● **What you are asked to do**
Locate each line with the string "people" in the listing below and copy it.

=-=-=-=-=

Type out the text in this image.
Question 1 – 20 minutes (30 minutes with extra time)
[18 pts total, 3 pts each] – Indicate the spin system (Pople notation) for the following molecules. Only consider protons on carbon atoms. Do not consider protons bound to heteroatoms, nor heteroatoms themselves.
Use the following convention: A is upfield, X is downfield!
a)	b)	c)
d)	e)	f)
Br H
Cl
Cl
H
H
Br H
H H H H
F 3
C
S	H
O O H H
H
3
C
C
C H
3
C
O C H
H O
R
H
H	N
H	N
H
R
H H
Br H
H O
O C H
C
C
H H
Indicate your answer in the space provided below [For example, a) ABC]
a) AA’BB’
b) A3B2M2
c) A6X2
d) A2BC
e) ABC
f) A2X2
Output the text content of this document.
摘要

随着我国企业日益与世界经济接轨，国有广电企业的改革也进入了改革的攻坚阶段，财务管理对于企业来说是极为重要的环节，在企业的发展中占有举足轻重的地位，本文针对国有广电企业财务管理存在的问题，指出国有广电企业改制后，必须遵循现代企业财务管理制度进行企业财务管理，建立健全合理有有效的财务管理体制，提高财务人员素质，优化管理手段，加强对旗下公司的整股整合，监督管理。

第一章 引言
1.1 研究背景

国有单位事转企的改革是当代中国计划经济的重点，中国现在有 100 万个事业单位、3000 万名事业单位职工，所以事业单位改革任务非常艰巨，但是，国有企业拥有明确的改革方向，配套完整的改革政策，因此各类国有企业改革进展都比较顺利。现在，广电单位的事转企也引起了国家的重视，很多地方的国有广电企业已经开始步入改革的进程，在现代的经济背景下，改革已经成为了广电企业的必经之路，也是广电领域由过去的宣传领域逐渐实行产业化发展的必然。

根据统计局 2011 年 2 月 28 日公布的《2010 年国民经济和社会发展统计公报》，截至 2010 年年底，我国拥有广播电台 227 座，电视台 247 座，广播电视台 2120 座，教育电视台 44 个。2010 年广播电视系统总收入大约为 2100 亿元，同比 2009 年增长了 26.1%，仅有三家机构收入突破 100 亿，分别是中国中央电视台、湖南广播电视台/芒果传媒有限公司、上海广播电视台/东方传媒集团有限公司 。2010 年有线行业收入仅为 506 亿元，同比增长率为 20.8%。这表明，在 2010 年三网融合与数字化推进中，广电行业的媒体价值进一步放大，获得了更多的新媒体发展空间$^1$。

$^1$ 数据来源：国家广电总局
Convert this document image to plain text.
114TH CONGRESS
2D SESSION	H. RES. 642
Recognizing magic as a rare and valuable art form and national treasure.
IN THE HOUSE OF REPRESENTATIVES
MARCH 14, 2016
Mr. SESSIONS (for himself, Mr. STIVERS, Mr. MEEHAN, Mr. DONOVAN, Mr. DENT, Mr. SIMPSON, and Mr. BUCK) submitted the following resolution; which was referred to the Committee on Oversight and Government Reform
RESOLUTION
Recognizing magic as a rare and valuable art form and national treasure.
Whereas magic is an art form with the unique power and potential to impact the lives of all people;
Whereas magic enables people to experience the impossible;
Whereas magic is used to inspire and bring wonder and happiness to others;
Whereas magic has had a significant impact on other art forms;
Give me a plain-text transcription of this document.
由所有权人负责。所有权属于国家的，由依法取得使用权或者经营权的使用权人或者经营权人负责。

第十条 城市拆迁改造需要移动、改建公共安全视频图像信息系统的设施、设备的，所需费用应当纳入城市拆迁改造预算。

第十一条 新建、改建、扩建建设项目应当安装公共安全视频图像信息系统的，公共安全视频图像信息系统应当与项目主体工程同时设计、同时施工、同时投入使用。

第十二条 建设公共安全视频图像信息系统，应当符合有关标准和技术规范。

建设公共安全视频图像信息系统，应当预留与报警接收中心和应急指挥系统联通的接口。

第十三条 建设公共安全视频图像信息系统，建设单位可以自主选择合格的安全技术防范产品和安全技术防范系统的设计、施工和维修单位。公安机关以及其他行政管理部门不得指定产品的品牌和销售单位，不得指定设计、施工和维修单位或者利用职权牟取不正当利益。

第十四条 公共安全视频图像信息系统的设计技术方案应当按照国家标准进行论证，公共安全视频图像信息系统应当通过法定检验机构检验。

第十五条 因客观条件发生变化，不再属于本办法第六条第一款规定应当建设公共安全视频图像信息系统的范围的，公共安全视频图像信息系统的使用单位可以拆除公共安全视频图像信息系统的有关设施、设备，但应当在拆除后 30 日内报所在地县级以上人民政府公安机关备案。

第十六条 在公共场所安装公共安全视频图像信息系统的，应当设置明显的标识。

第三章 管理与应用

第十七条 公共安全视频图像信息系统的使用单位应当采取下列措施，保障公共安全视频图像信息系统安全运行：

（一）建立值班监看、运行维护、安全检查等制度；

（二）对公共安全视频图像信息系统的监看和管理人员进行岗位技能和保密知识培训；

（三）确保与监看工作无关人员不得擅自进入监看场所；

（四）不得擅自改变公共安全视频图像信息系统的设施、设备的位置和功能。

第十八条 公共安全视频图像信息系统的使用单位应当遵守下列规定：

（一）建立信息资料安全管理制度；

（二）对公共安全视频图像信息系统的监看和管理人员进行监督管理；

=-=-=-=-=

● **Exercise result**
Whereas magic is an art form with the unique power and potential to impact the lives of all people;
Whereas magic enables people to experience the impossible;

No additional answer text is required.